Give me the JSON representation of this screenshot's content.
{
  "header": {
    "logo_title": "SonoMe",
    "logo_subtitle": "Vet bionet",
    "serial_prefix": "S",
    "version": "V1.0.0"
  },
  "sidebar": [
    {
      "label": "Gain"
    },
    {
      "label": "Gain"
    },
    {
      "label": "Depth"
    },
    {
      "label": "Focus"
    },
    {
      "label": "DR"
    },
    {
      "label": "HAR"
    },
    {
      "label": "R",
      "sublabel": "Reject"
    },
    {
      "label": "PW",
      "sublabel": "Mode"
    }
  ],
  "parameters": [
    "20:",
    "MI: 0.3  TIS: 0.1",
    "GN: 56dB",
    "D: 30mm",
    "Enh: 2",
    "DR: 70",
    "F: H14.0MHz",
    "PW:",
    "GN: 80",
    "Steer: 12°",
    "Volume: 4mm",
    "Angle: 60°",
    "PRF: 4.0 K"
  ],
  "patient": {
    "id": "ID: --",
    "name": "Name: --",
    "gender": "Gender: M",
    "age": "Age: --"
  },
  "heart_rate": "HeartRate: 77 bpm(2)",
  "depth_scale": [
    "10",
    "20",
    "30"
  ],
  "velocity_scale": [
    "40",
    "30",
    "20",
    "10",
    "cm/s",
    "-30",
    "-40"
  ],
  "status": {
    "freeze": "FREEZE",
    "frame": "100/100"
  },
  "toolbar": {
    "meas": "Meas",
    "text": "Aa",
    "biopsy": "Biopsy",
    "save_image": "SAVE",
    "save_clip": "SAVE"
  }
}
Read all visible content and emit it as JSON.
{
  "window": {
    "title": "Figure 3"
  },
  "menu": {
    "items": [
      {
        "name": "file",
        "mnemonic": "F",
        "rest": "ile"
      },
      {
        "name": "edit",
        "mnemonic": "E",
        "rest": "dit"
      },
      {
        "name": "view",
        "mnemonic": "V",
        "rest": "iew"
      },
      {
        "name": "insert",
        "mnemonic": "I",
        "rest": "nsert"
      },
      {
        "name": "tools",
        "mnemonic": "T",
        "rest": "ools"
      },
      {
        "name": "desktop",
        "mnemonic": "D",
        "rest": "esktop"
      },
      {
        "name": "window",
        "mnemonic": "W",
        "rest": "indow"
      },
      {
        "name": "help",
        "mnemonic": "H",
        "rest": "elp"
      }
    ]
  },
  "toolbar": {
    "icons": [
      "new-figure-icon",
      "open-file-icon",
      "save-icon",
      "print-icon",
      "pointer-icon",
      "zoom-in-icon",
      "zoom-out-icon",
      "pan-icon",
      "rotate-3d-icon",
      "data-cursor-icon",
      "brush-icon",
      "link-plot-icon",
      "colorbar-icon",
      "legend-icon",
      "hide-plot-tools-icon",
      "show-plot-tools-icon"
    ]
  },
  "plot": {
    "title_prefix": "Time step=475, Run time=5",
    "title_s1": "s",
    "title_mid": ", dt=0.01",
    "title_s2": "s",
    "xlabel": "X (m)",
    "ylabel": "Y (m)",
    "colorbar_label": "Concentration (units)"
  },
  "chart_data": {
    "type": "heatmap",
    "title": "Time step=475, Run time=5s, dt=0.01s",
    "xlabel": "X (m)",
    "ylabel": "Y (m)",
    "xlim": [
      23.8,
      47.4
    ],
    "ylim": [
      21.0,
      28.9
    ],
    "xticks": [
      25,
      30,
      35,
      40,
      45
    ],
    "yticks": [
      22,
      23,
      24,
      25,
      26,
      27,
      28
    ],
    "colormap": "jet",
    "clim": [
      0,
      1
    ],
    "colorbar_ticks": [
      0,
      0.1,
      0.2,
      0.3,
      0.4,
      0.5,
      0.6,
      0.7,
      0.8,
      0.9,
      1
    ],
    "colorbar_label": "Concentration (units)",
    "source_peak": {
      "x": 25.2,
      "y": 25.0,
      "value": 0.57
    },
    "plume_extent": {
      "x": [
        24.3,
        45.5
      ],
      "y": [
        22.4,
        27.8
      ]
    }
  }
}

= Set problem =
Scan the material above. Return every line containing the string "content".

= Solution to the exercise =
Give me the JSON representation of this screenshot's content.
Read all visible content and emit it as JSON.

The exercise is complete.